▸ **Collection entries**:

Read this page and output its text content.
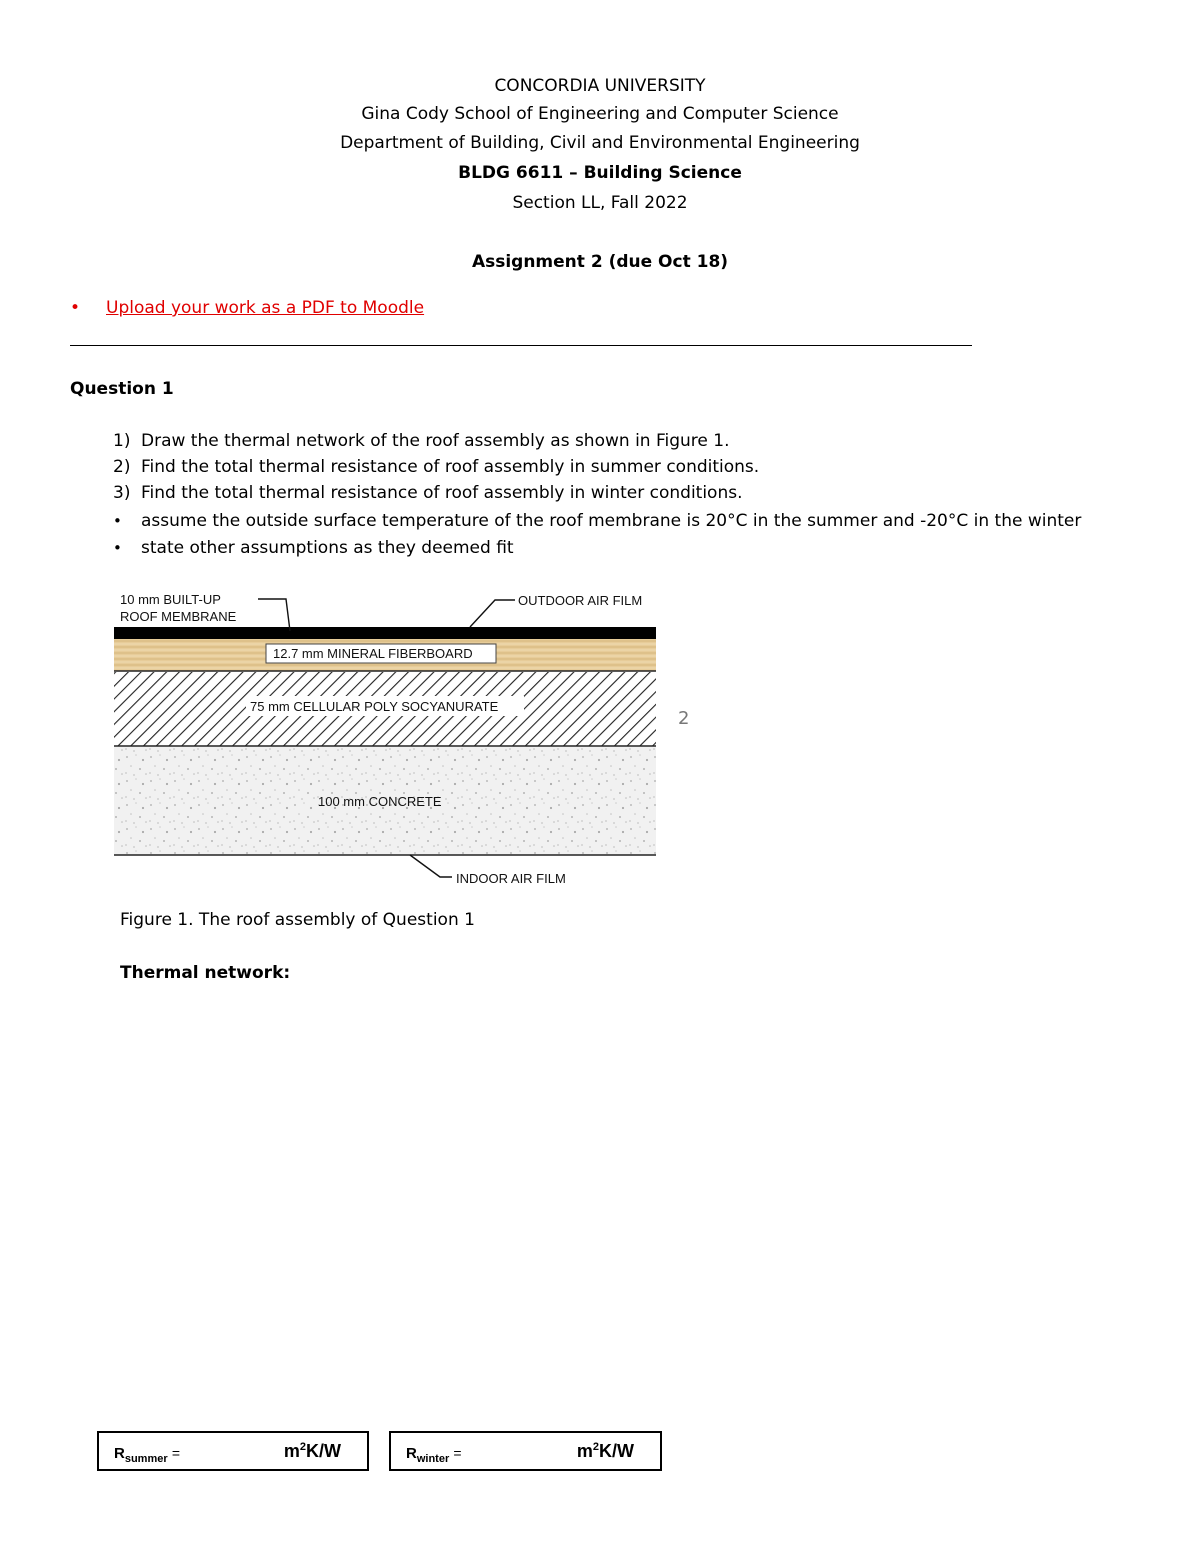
CONCORDIA UNIVERSITY
Gina Cody School of Engineering and Computer Science
Department of Building, Civil and Environmental Engineering
BLDG 6611 – Building Science
Section LL, Fall 2022
Assignment 2 (due Oct 18)
• Upload your work as a PDF to Moodle
Question 1
1) Draw the thermal network of the roof assembly as shown in Figure 1.
2) Find the total thermal resistance of roof assembly in summer conditions.
3) Find the total thermal resistance of roof assembly in winter conditions.
• assume the outside surface temperature of the roof membrane is 20°C in the summer and -20°C in the winter
• state other assumptions as they deemed fit
10 mm BUILT-UP
ROOF MEMBRANE
OUTDOOR AIR FILM
12.7 mm MINERAL FIBERBOARD
75 mm CELLULAR POLY SOCYANURATE
100 mm CONCRETE
INDOOR AIR FILM
2
Figure 1. The roof assembly of Question 1
Thermal network:
$R_{summer}$ =	$m^2K/W$	$R_{winter}$ =	$m^2K/W$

▸ **What is being asked**:
Your answer should be one number: how many lines in the material above contain the string "assembly".

▸ **The solution**:
4